> _JOB_: Copy each line that has the string "JSON" somewhere in it.

----- EXERCISE INPUTS -----

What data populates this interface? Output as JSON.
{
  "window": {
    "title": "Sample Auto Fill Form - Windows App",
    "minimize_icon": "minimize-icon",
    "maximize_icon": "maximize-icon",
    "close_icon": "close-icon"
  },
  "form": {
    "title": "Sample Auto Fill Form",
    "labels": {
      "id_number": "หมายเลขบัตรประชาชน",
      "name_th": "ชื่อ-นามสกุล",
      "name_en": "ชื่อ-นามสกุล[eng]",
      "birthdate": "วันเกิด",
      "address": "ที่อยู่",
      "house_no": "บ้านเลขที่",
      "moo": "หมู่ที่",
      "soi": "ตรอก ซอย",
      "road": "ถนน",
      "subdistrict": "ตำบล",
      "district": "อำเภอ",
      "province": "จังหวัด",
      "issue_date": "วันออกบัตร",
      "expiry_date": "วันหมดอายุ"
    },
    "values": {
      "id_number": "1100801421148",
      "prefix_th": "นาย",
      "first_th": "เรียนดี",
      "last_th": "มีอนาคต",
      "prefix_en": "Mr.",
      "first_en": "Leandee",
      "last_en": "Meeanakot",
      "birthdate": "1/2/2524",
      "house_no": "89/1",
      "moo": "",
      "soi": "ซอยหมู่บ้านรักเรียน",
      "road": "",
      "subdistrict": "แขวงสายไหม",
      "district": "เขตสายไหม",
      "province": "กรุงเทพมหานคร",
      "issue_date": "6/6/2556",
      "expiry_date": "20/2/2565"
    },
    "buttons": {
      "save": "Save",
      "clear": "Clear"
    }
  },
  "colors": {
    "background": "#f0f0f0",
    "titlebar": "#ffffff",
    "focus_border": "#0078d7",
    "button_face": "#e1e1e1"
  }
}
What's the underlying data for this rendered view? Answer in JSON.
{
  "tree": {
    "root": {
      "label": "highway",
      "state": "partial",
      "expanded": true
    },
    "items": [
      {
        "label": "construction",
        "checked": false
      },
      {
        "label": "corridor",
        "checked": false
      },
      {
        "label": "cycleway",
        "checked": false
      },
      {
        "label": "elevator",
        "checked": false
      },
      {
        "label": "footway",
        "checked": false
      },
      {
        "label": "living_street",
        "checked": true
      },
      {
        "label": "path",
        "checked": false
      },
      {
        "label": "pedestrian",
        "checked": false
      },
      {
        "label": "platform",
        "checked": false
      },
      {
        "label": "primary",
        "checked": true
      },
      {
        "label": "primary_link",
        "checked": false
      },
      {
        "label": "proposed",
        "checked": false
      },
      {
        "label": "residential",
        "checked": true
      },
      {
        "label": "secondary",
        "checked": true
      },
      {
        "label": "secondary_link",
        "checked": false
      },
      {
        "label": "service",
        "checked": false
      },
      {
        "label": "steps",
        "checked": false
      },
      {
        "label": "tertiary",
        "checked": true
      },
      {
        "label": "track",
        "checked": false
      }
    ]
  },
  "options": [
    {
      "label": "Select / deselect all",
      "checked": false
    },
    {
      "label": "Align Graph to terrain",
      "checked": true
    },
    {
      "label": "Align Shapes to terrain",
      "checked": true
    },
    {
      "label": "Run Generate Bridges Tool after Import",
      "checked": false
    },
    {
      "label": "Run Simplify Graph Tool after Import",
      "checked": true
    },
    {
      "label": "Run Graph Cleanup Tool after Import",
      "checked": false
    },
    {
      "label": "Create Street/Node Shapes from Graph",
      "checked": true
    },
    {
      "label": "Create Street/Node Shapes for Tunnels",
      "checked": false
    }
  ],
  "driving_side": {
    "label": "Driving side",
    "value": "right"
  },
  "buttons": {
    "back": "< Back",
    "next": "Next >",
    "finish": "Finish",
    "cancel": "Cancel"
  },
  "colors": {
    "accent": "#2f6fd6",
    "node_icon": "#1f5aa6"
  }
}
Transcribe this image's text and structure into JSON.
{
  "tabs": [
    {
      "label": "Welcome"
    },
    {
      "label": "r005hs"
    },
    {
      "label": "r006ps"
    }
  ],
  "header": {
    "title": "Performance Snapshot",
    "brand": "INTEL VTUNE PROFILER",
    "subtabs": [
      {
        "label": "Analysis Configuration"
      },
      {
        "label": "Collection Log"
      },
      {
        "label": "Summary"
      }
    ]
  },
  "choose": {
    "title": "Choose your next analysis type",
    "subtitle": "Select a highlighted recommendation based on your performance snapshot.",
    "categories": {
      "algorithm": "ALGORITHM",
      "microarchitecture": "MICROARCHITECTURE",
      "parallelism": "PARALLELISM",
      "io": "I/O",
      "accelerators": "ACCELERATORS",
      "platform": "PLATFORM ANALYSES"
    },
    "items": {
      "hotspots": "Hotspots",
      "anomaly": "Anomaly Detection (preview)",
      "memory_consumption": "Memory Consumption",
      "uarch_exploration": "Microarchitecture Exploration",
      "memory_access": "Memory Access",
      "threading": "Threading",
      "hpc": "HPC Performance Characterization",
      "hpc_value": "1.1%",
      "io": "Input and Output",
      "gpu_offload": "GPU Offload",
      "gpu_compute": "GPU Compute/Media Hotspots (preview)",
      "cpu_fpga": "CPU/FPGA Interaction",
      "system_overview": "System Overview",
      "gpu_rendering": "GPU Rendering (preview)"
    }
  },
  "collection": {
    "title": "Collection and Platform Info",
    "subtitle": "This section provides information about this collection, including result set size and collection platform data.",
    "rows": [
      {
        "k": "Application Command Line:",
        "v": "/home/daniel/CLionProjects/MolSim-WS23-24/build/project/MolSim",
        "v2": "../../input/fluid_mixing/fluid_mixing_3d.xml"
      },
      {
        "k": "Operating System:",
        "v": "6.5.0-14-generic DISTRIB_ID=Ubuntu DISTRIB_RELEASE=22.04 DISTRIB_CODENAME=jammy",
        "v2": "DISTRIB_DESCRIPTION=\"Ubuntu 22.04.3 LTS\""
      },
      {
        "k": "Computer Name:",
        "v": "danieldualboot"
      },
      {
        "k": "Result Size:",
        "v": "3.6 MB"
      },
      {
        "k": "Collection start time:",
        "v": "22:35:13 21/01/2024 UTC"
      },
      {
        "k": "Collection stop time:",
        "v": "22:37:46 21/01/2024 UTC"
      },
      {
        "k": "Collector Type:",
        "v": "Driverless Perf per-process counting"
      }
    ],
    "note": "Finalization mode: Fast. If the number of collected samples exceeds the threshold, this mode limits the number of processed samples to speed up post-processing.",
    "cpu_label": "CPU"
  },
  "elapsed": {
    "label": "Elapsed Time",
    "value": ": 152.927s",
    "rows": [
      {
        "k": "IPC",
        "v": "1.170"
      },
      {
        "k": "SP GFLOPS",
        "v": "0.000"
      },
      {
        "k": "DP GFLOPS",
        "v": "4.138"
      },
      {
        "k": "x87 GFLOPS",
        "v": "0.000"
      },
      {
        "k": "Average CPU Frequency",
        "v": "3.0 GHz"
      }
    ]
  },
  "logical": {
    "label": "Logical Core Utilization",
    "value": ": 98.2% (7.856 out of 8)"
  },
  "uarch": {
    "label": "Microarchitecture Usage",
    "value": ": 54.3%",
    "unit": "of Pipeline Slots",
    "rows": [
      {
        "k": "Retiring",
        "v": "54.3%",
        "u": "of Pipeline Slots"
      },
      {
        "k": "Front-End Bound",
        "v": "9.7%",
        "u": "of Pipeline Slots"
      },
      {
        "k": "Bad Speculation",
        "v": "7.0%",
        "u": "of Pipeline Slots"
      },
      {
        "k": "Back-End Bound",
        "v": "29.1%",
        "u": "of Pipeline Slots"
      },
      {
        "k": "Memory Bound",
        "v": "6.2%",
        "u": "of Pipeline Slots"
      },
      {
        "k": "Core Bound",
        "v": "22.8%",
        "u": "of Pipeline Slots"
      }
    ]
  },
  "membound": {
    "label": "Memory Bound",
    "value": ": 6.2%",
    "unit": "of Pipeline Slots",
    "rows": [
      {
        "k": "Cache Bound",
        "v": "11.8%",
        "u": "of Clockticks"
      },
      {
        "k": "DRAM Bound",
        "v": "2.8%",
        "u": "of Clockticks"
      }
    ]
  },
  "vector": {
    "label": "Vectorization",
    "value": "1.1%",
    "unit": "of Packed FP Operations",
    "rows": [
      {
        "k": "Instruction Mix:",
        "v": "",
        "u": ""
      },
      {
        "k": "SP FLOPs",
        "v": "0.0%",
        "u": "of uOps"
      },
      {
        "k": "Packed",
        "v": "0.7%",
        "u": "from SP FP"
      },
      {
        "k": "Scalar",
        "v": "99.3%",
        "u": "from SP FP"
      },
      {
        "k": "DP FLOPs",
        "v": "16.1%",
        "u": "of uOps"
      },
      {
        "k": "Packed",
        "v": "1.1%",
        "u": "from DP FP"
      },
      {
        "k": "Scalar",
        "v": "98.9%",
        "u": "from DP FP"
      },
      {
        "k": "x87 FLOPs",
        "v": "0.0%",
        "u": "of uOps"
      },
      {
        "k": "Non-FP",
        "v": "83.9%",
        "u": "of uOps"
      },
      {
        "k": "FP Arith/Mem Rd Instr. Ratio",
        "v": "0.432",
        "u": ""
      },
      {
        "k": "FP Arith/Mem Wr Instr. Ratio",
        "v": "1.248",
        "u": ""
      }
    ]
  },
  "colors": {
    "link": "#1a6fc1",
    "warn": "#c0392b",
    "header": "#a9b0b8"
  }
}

-----

> _REPLY TO THE TASK_:
What data populates this interface? Output as JSON.
What's the underlying data for this rendered view? Answer in JSON.
Transcribe this image's text and structure into JSON.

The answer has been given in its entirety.